(Excerpts from a figure dataset)
____________

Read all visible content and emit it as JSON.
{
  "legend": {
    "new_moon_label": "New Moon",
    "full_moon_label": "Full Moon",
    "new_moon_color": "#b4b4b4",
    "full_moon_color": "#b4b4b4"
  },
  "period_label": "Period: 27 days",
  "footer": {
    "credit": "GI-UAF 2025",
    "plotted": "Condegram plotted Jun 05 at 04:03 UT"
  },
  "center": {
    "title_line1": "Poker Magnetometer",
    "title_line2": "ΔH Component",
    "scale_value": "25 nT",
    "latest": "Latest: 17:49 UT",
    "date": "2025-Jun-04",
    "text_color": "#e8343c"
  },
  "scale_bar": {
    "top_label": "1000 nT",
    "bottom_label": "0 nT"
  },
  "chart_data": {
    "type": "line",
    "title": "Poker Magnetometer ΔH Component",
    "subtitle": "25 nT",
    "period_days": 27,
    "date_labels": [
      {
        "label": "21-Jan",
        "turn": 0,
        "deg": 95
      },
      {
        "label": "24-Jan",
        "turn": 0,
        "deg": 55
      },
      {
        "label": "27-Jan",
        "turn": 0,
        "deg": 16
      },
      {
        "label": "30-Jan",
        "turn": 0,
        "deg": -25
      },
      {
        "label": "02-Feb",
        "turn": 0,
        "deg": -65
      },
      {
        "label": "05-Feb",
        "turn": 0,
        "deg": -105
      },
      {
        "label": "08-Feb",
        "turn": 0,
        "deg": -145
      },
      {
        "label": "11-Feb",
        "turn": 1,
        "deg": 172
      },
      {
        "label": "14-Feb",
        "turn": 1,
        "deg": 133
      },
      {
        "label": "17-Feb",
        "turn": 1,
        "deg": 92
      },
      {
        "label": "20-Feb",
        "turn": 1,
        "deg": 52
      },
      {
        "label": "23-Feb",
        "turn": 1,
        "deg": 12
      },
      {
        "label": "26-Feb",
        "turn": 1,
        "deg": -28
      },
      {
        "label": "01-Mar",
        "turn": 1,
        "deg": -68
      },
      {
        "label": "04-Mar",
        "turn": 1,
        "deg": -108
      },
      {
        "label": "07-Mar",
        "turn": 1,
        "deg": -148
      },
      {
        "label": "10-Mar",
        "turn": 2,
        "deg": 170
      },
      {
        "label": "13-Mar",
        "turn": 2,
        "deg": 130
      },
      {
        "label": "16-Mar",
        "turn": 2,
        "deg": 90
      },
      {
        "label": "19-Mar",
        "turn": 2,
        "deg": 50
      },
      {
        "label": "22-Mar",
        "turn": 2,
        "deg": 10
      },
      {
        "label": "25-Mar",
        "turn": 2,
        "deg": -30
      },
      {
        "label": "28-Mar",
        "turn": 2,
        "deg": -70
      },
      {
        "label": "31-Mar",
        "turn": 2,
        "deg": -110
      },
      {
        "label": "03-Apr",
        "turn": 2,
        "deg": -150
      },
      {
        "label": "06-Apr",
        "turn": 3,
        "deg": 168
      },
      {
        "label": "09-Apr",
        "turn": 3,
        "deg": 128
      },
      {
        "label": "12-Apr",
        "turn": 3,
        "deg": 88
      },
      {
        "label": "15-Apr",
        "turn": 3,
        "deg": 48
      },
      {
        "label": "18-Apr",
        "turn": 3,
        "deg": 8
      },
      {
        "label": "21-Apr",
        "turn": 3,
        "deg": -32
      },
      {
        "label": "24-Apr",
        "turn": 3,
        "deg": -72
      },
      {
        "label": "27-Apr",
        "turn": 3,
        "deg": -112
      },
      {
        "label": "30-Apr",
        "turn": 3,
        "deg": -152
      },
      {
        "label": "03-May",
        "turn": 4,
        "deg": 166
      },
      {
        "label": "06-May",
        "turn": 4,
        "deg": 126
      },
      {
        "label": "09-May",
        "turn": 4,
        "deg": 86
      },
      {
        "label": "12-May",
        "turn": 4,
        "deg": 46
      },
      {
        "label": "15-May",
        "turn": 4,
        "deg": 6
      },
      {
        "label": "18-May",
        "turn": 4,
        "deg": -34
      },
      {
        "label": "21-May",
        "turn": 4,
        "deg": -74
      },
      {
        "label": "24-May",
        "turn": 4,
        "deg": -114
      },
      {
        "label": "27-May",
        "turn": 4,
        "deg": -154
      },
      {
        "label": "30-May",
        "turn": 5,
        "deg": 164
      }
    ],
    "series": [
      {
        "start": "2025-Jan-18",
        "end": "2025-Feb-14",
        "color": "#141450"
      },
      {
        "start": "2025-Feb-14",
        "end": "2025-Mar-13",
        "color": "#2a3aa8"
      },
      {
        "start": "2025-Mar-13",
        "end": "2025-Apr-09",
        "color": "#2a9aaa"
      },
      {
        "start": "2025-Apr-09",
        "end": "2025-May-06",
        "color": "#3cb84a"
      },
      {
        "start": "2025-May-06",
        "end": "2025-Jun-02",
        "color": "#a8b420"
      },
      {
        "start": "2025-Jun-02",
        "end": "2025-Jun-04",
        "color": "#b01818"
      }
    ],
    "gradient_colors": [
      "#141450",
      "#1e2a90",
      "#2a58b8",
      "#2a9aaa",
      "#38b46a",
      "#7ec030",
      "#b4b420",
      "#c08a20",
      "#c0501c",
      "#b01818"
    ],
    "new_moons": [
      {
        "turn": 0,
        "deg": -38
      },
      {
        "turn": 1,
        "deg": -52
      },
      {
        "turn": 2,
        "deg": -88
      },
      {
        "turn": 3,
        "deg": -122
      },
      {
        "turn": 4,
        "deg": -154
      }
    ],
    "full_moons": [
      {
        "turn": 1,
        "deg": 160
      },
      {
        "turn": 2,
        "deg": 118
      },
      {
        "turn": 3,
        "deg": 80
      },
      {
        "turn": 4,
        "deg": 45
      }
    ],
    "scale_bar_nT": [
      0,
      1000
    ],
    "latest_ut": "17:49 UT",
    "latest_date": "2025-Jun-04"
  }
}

____________

— What the task requires —
Supply the count of lines in the entries that contain the word "Poker", and nothing besides.

— Full output —
2